◆ **Problem requirements**
The exercise asks you to copy every line below in which "attack" appears.

◆ **Material for the task**
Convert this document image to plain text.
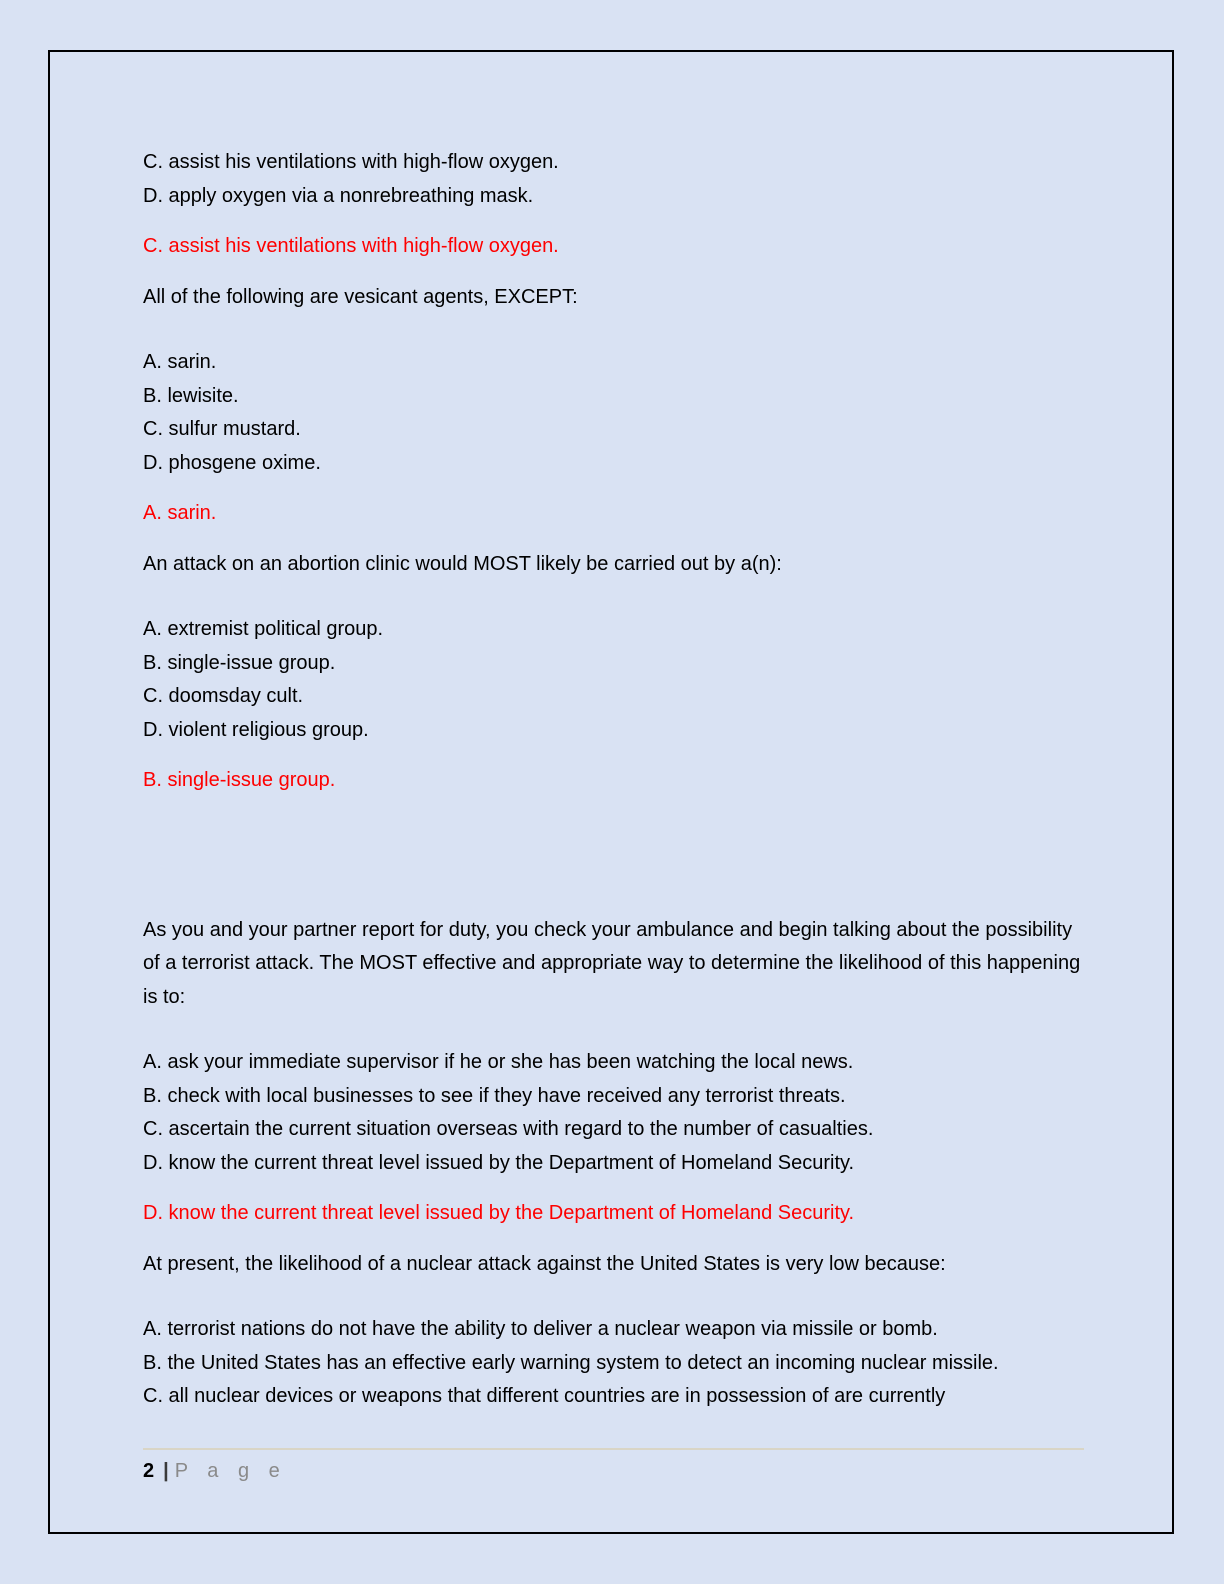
C. assist his ventilations with high-flow oxygen.
D. apply oxygen via a nonrebreathing mask.
C. assist his ventilations with high-flow oxygen.
All of the following are vesicant agents, EXCEPT:
A. sarin.
B. lewisite.
C. sulfur mustard.
D. phosgene oxime.
A. sarin.
An attack on an abortion clinic would MOST likely be carried out by a(n):
A. extremist political group.
B. single-issue group.
C. doomsday cult.
D. violent religious group.
B. single-issue group.
As you and your partner report for duty, you check your ambulance and begin talking about the possibility of a terrorist attack. The MOST effective and appropriate way to determine the likelihood of this happening is to:
A. ask your immediate supervisor if he or she has been watching the local news.
B. check with local businesses to see if they have received any terrorist threats.
C. ascertain the current situation overseas with regard to the number of casualties.
D. know the current threat level issued by the Department of Homeland Security.
D. know the current threat level issued by the Department of Homeland Security.
At present, the likelihood of a nuclear attack against the United States is very low because:
A. terrorist nations do not have the ability to deliver a nuclear weapon via missile or bomb.
B. the United States has an effective early warning system to detect an incoming nuclear missile.
C. all nuclear devices or weapons that different countries are in possession of are currently
2 | P a g e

◆ **Solved problem**
An attack on an abortion clinic would MOST likely be carried out by a(n):
As you and your partner report for duty, you check your ambulance and begin talking about the possibility of a terrorist attack. The MOST effective and appropriate way to determine the likelihood of this happening is to:
At present, the likelihood of a nuclear attack against the United States is very low because:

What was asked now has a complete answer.